▸ **MATERIAL SHOWN**:
=-=-=-=-=
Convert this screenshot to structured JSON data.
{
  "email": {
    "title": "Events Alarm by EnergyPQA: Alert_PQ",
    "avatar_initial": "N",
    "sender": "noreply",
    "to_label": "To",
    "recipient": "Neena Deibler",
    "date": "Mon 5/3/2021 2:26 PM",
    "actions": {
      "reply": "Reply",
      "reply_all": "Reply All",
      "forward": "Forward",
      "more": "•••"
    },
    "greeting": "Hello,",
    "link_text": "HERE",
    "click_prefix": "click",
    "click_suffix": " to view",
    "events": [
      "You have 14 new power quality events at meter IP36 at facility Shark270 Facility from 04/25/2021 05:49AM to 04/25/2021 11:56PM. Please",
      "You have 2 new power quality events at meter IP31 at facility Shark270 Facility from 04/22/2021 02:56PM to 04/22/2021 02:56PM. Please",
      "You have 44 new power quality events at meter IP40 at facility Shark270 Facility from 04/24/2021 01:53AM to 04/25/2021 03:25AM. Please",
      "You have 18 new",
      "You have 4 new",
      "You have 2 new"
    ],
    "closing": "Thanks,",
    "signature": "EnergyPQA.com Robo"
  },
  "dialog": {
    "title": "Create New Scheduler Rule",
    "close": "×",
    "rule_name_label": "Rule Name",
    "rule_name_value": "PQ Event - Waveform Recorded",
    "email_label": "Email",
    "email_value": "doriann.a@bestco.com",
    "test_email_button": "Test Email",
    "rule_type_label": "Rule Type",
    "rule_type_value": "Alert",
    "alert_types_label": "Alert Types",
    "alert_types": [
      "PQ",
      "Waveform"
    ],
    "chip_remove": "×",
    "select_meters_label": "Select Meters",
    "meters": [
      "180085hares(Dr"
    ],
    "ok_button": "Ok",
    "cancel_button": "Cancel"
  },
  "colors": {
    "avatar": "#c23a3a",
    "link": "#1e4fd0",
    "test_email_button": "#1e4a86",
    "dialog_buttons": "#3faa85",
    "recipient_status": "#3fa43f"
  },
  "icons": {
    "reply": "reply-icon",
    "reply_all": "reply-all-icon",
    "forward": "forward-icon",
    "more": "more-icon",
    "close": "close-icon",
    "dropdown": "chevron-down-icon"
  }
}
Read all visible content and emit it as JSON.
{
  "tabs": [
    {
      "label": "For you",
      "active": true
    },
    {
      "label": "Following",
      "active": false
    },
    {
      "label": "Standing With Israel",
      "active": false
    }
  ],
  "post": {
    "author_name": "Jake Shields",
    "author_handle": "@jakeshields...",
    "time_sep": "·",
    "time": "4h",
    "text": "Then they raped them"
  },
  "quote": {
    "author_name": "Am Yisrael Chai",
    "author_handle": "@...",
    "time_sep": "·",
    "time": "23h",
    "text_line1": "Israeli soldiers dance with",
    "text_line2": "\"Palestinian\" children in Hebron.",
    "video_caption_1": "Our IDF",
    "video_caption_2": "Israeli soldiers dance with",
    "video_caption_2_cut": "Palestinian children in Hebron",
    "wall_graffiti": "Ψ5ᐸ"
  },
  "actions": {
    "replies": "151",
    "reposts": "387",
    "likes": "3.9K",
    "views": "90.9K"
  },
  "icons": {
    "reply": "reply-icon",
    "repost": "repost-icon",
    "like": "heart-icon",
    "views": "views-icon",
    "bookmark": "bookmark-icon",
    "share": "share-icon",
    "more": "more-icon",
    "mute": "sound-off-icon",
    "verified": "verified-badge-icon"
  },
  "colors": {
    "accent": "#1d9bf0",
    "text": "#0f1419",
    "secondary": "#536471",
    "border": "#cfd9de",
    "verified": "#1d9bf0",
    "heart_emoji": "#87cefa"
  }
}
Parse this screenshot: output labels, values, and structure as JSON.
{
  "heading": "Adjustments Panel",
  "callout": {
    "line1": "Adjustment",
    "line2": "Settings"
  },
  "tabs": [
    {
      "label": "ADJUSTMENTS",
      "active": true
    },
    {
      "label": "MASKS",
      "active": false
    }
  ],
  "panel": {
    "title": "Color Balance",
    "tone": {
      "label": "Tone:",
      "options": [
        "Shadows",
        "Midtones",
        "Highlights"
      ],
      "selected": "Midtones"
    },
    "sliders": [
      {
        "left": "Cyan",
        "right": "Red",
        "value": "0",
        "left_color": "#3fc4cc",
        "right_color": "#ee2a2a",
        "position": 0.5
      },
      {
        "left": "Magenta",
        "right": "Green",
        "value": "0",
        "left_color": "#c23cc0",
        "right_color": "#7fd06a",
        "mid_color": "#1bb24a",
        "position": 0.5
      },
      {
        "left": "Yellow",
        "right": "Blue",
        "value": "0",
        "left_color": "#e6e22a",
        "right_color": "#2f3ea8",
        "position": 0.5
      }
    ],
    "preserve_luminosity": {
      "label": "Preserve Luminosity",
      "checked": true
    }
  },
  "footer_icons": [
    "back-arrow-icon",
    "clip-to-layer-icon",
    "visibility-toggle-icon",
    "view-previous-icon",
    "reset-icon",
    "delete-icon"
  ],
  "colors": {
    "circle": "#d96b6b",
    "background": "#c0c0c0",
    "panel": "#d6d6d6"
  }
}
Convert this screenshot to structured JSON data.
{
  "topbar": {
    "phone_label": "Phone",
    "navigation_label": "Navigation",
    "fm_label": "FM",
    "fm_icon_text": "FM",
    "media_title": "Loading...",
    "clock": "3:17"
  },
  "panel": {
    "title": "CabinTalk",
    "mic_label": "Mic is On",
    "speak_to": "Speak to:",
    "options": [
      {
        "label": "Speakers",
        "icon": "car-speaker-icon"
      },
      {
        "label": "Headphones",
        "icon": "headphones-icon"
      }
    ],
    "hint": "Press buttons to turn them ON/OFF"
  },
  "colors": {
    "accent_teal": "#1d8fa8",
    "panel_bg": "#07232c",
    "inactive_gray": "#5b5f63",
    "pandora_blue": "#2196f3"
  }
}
=-=-=-=-=
▸ **THE REQUEST**: Using the entries above, please restate each one word for word.

▸ **FINISHED TASK**:
Convert this screenshot to structured JSON data.
{
  "email": {
    "title": "Events Alarm by EnergyPQA: Alert_PQ",
    "avatar_initial": "N",
    "sender": "noreply",
    "to_label": "To",
    "recipient": "Neena Deibler",
    "date": "Mon 5/3/2021 2:26 PM",
    "actions": {
      "reply": "Reply",
      "reply_all": "Reply All",
      "forward": "Forward",
      "more": "•••"
    },
    "greeting": "Hello,",
    "link_text": "HERE",
    "click_prefix": "click",
    "click_suffix": " to view",
    "events": [
      "You have 14 new power quality events at meter IP36 at facility Shark270 Facility from 04/25/2021 05:49AM to 04/25/2021 11:56PM. Please",
      "You have 2 new power quality events at meter IP31 at facility Shark270 Facility from 04/22/2021 02:56PM to 04/22/2021 02:56PM. Please",
      "You have 44 new power quality events at meter IP40 at facility Shark270 Facility from 04/24/2021 01:53AM to 04/25/2021 03:25AM. Please",
      "You have 18 new",
      "You have 4 new",
      "You have 2 new"
    ],
    "closing": "Thanks,",
    "signature": "EnergyPQA.com Robo"
  },
  "dialog": {
    "title": "Create New Scheduler Rule",
    "close": "×",
    "rule_name_label": "Rule Name",
    "rule_name_value": "PQ Event - Waveform Recorded",
    "email_label": "Email",
    "email_value": "doriann.a@bestco.com",
    "test_email_button": "Test Email",
    "rule_type_label": "Rule Type",
    "rule_type_value": "Alert",
    "alert_types_label": "Alert Types",
    "alert_types": [
      "PQ",
      "Waveform"
    ],
    "chip_remove": "×",
    "select_meters_label": "Select Meters",
    "meters": [
      "180085hares(Dr"
    ],
    "ok_button": "Ok",
    "cancel_button": "Cancel"
  },
  "colors": {
    "avatar": "#c23a3a",
    "link": "#1e4fd0",
    "test_email_button": "#1e4a86",
    "dialog_buttons": "#3faa85",
    "recipient_status": "#3fa43f"
  },
  "icons": {
    "reply": "reply-icon",
    "reply_all": "reply-all-icon",
    "forward": "forward-icon",
    "more": "more-icon",
    "close": "close-icon",
    "dropdown": "chevron-down-icon"
  }
}
Read all visible content and emit it as JSON.
{
  "tabs": [
    {
      "label": "For you",
      "active": true
    },
    {
      "label": "Following",
      "active": false
    },
    {
      "label": "Standing With Israel",
      "active": false
    }
  ],
  "post": {
    "author_name": "Jake Shields",
    "author_handle": "@jakeshields...",
    "time_sep": "·",
    "time": "4h",
    "text": "Then they raped them"
  },
  "quote": {
    "author_name": "Am Yisrael Chai",
    "author_handle": "@...",
    "time_sep": "·",
    "time": "23h",
    "text_line1": "Israeli soldiers dance with",
    "text_line2": "\"Palestinian\" children in Hebron.",
    "video_caption_1": "Our IDF",
    "video_caption_2": "Israeli soldiers dance with",
    "video_caption_2_cut": "Palestinian children in Hebron",
    "wall_graffiti": "Ψ5ᐸ"
  },
  "actions": {
    "replies": "151",
    "reposts": "387",
    "likes": "3.9K",
    "views": "90.9K"
  },
  "icons": {
    "reply": "reply-icon",
    "repost": "repost-icon",
    "like": "heart-icon",
    "views": "views-icon",
    "bookmark": "bookmark-icon",
    "share": "share-icon",
    "more": "more-icon",
    "mute": "sound-off-icon",
    "verified": "verified-badge-icon"
  },
  "colors": {
    "accent": "#1d9bf0",
    "text": "#0f1419",
    "secondary": "#536471",
    "border": "#cfd9de",
    "verified": "#1d9bf0",
    "heart_emoji": "#87cefa"
  }
}
Parse this screenshot: output labels, values, and structure as JSON.
{
  "heading": "Adjustments Panel",
  "callout": {
    "line1": "Adjustment",
    "line2": "Settings"
  },
  "tabs": [
    {
      "label": "ADJUSTMENTS",
      "active": true
    },
    {
      "label": "MASKS",
      "active": false
    }
  ],
  "panel": {
    "title": "Color Balance",
    "tone": {
      "label": "Tone:",
      "options": [
        "Shadows",
        "Midtones",
        "Highlights"
      ],
      "selected": "Midtones"
    },
    "sliders": [
      {
        "left": "Cyan",
        "right": "Red",
        "value": "0",
        "left_color": "#3fc4cc",
        "right_color": "#ee2a2a",
        "position": 0.5
      },
      {
        "left": "Magenta",
        "right": "Green",
        "value": "0",
        "left_color": "#c23cc0",
        "right_color": "#7fd06a",
        "mid_color": "#1bb24a",
        "position": 0.5
      },
      {
        "left": "Yellow",
        "right": "Blue",
        "value": "0",
        "left_color": "#e6e22a",
        "right_color": "#2f3ea8",
        "position": 0.5
      }
    ],
    "preserve_luminosity": {
      "label": "Preserve Luminosity",
      "checked": true
    }
  },
  "footer_icons": [
    "back-arrow-icon",
    "clip-to-layer-icon",
    "visibility-toggle-icon",
    "view-previous-icon",
    "reset-icon",
    "delete-icon"
  ],
  "colors": {
    "circle": "#d96b6b",
    "background": "#c0c0c0",
    "panel": "#d6d6d6"
  }
}
Convert this screenshot to structured JSON data.
{
  "topbar": {
    "phone_label": "Phone",
    "navigation_label": "Navigation",
    "fm_label": "FM",
    "fm_icon_text": "FM",
    "media_title": "Loading...",
    "clock": "3:17"
  },
  "panel": {
    "title": "CabinTalk",
    "mic_label": "Mic is On",
    "speak_to": "Speak to:",
    "options": [
      {
        "label": "Speakers",
        "icon": "car-speaker-icon"
      },
      {
        "label": "Headphones",
        "icon": "headphones-icon"
      }
    ],
    "hint": "Press buttons to turn them ON/OFF"
  },
  "colors": {
    "accent_teal": "#1d8fa8",
    "panel_bg": "#07232c",
    "inactive_gray": "#5b5f63",
    "pandora_blue": "#2196f3"
  }
}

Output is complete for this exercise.